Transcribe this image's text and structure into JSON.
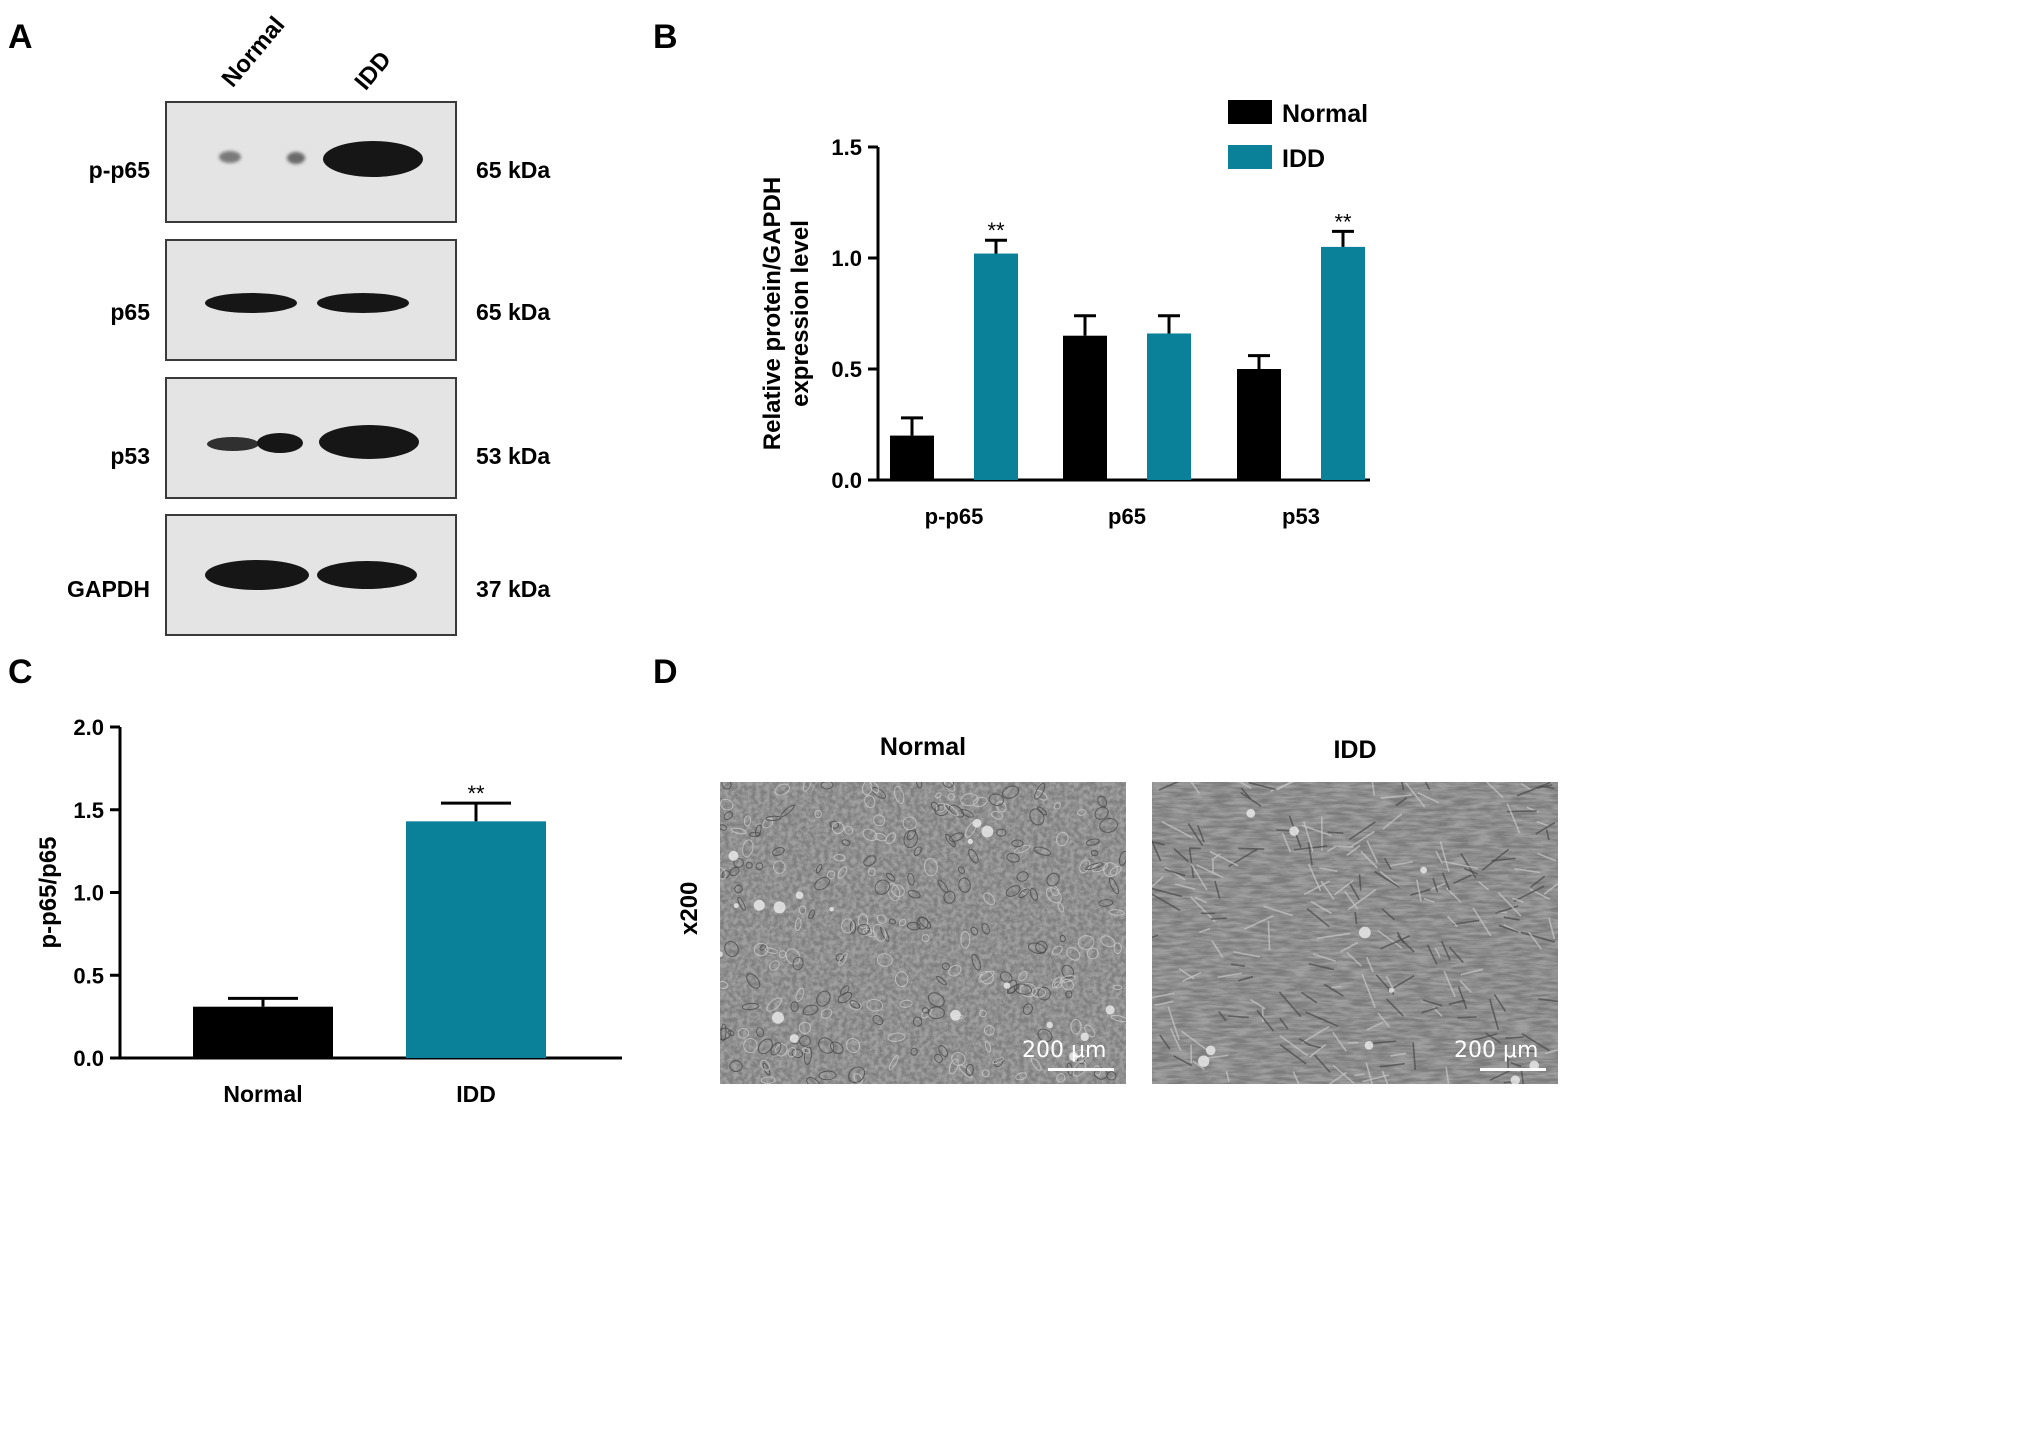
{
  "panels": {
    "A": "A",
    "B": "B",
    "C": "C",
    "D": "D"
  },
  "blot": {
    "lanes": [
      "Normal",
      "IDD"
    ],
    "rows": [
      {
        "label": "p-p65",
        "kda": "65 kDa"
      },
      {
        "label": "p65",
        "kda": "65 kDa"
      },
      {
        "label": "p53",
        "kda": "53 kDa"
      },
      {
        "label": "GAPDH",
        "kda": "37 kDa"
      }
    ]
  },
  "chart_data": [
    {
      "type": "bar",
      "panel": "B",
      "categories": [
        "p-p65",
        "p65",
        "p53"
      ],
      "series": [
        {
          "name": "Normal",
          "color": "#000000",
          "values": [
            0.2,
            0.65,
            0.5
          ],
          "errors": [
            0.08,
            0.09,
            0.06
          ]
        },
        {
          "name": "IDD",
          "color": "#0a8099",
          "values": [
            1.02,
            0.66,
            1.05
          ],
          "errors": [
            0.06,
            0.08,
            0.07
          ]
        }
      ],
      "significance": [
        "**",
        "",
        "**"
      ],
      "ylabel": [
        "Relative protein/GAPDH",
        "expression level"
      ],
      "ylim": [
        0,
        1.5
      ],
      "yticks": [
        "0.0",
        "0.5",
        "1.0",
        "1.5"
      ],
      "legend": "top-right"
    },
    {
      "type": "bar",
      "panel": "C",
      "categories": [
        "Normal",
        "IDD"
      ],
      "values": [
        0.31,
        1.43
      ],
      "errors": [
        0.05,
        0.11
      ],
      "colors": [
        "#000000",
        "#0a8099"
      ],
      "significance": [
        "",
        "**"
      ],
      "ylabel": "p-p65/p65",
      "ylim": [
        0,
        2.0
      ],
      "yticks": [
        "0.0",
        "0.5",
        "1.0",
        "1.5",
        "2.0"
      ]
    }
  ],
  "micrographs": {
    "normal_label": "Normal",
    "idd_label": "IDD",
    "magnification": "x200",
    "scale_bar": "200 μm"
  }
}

────

What this task involves: Show all lines from the entries that hold "Normal".

Task answer:
      "Normal",
          "name": "Normal",
        "Normal",
    "normal_label": "Normal",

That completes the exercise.